• _Task inputs_:
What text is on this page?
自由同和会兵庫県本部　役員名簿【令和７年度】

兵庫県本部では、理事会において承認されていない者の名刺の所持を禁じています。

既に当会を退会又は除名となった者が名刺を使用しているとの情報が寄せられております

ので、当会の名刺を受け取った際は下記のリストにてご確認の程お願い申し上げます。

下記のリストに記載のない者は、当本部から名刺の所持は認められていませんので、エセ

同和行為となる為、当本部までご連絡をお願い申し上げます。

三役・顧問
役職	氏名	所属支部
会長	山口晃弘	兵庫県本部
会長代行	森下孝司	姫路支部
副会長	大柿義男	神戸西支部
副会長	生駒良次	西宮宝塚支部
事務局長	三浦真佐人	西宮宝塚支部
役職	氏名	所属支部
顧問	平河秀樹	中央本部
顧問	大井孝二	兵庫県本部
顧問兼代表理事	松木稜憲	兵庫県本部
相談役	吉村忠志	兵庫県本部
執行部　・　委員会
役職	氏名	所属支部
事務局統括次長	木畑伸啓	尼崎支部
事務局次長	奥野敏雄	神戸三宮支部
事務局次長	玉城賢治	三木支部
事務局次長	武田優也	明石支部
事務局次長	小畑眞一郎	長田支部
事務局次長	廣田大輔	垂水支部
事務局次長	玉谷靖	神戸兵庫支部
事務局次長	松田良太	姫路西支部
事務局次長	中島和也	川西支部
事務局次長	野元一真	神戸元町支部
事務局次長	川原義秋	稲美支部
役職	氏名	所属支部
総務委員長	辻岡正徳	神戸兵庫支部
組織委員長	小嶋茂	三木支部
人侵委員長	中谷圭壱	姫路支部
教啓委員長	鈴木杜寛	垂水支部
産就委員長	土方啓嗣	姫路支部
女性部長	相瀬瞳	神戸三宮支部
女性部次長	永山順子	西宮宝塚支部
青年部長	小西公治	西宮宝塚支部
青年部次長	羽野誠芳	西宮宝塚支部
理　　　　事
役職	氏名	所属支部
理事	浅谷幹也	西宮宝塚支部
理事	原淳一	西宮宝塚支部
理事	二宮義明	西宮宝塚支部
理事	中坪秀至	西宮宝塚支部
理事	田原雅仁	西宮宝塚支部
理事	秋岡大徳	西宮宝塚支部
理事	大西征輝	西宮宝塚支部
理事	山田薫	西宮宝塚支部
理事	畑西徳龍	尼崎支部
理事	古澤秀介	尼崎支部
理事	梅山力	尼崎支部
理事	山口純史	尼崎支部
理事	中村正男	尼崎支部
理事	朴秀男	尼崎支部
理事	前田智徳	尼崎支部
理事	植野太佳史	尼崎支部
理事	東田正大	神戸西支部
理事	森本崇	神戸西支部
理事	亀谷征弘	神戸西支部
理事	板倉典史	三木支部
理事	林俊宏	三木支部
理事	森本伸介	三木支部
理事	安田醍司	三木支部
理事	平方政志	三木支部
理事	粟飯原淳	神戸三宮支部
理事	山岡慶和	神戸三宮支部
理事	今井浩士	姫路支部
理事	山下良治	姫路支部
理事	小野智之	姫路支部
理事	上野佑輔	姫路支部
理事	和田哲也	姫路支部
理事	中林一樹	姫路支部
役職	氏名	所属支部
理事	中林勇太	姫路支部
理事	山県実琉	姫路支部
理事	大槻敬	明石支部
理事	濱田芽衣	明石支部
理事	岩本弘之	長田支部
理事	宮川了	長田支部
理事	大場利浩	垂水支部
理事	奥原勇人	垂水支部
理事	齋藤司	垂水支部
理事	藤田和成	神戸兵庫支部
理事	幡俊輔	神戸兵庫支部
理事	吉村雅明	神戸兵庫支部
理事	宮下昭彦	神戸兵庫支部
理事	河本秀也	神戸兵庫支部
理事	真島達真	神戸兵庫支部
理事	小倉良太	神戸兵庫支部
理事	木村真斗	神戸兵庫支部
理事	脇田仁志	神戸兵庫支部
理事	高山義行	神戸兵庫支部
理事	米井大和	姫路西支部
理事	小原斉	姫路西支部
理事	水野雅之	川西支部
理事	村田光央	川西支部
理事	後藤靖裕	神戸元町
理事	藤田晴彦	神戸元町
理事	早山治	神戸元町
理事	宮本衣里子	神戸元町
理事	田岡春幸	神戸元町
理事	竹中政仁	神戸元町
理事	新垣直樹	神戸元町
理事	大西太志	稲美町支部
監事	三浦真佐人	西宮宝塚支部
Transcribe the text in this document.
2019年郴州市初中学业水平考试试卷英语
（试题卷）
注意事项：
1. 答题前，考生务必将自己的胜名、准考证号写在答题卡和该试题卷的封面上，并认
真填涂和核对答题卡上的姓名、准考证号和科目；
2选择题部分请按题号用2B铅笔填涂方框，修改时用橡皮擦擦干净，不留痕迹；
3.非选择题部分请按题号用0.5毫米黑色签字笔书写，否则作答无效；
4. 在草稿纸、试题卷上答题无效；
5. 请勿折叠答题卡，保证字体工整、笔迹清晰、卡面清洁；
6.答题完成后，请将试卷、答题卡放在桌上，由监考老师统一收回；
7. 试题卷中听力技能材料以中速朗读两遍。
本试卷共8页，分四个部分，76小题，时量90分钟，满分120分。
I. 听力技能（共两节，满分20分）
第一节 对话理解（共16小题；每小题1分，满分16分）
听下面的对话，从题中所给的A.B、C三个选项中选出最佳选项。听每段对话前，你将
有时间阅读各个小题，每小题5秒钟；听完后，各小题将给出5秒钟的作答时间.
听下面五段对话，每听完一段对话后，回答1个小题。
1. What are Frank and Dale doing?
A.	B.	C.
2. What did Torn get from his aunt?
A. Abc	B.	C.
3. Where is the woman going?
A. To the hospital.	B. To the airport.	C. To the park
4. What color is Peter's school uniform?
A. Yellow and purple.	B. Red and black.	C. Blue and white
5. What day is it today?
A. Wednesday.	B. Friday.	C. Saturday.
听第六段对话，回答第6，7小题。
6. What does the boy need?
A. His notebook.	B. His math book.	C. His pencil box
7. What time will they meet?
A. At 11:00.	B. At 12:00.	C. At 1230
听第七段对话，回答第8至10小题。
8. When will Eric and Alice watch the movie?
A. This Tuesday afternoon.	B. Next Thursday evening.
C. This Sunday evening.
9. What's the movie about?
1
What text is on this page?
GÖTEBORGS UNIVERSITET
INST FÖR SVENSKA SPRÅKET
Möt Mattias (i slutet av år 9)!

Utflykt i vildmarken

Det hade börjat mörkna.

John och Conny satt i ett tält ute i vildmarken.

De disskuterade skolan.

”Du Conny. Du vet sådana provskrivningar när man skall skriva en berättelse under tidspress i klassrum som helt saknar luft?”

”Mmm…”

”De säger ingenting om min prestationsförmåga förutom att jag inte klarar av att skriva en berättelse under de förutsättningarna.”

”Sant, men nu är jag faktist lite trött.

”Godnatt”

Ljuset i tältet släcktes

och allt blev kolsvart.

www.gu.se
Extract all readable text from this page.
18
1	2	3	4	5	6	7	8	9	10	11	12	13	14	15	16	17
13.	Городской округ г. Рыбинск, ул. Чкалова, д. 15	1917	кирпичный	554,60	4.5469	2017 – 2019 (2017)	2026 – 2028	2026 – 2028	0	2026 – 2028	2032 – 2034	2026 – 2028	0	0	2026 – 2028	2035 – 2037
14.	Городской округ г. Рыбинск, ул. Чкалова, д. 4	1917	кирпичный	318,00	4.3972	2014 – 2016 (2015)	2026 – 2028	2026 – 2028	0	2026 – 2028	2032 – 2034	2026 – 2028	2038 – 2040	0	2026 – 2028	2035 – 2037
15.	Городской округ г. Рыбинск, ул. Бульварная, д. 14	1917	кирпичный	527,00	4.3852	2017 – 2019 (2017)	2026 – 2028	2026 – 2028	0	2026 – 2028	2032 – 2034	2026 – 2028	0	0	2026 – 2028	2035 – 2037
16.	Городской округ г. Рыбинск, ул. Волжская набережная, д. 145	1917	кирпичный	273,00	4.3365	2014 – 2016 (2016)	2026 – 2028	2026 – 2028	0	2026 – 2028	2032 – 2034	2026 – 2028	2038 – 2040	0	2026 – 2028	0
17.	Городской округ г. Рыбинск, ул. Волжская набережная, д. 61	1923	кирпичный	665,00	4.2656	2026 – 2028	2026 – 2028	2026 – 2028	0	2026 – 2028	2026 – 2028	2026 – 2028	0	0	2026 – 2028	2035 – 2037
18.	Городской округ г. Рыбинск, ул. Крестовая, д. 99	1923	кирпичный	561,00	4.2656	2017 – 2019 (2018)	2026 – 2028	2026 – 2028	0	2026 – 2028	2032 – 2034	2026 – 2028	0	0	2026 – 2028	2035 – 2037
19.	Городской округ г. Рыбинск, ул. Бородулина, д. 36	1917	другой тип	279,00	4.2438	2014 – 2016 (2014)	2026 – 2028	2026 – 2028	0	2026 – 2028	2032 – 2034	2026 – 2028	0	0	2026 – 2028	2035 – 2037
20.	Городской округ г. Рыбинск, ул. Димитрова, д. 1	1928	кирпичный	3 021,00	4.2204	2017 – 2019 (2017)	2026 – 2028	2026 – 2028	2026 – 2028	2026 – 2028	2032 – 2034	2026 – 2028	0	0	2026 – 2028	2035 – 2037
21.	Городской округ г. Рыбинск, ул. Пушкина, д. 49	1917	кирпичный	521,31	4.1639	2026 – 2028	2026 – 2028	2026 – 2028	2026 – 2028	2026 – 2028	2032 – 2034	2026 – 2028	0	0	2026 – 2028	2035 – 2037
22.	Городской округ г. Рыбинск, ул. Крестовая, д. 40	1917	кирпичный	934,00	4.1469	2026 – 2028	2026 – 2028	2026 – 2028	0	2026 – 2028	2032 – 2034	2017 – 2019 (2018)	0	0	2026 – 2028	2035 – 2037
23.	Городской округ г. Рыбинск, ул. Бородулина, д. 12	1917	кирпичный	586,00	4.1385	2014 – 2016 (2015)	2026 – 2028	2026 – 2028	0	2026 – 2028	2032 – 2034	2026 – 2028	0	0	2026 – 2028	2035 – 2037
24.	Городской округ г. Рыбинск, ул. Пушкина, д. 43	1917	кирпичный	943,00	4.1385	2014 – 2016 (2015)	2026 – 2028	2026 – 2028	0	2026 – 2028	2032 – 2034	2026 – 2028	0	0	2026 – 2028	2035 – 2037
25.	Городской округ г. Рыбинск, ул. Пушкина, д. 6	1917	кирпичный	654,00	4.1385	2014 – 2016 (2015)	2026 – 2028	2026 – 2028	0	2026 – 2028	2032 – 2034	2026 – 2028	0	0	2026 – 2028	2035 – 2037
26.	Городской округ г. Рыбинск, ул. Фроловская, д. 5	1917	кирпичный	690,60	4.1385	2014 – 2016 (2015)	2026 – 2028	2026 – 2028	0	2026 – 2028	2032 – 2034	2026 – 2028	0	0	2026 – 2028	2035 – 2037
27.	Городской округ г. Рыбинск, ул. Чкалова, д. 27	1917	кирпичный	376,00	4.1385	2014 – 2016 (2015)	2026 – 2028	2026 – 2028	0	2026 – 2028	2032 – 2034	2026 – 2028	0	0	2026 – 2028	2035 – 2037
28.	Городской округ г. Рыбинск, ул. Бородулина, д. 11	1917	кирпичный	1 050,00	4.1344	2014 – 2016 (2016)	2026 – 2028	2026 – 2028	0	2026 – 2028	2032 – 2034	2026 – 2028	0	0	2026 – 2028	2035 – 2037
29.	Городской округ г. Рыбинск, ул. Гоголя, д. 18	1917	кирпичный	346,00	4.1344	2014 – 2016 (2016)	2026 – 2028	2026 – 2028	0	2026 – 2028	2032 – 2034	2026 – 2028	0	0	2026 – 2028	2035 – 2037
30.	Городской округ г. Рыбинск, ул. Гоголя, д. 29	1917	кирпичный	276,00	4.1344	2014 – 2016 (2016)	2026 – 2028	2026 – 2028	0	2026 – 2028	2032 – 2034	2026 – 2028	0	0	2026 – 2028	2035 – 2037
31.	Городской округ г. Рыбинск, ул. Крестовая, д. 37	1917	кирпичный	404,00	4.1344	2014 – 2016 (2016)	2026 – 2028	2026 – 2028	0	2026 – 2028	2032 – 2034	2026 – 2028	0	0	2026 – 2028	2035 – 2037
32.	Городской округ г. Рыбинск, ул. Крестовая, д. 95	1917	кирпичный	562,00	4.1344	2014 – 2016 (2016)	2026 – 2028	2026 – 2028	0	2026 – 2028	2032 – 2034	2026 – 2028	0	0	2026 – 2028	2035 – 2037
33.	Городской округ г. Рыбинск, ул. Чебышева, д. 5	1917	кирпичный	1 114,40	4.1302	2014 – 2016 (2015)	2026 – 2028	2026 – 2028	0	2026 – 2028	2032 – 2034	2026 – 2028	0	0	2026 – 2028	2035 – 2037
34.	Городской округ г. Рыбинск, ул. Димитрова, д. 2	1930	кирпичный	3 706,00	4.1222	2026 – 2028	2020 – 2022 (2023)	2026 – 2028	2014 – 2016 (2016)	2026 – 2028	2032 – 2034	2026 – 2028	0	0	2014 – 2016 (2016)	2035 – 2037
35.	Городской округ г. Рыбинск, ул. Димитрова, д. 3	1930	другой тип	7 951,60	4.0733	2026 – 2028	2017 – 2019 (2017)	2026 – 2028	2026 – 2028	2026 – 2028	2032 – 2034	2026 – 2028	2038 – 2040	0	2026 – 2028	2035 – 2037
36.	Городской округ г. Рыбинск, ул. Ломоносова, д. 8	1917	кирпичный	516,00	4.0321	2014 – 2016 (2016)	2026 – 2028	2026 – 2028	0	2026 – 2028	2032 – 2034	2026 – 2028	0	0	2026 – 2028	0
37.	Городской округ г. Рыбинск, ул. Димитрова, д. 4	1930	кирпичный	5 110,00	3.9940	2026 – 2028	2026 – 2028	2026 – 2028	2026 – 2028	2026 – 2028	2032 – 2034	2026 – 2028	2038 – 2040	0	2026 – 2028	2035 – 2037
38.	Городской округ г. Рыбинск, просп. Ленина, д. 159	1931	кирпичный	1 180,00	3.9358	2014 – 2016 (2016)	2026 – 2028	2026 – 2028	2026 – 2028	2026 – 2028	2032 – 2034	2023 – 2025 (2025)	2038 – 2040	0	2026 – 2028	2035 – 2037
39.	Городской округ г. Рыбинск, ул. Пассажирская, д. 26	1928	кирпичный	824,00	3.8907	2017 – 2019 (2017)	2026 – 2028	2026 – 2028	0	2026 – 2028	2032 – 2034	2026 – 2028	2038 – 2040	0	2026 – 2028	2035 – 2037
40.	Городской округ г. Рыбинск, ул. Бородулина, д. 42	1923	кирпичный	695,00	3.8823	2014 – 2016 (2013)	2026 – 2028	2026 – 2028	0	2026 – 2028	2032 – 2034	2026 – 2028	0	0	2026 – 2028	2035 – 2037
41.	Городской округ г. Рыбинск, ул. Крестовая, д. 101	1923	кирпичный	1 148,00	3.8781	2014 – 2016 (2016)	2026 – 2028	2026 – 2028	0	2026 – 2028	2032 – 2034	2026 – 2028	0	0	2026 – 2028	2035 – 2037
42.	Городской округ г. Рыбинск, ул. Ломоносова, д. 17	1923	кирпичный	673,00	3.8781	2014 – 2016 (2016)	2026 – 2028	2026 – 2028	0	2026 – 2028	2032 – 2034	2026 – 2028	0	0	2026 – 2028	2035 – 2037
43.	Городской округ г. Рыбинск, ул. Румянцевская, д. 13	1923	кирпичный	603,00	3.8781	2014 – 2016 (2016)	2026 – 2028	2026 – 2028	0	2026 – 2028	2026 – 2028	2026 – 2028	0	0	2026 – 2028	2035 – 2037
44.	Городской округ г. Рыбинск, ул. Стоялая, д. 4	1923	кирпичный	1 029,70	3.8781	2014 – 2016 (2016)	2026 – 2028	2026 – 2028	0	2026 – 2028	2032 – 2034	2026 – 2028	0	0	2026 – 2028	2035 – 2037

• _Objective_: List every line in the records above that contains the word "三木支部".

• _Task result_:
事務局次長	玉城賢治	三木支部
組織委員長	小嶋茂	三木支部
理事	板倉典史	三木支部
理事	林俊宏	三木支部
理事	森本伸介	三木支部
理事	安田醍司	三木支部
理事	平方政志	三木支部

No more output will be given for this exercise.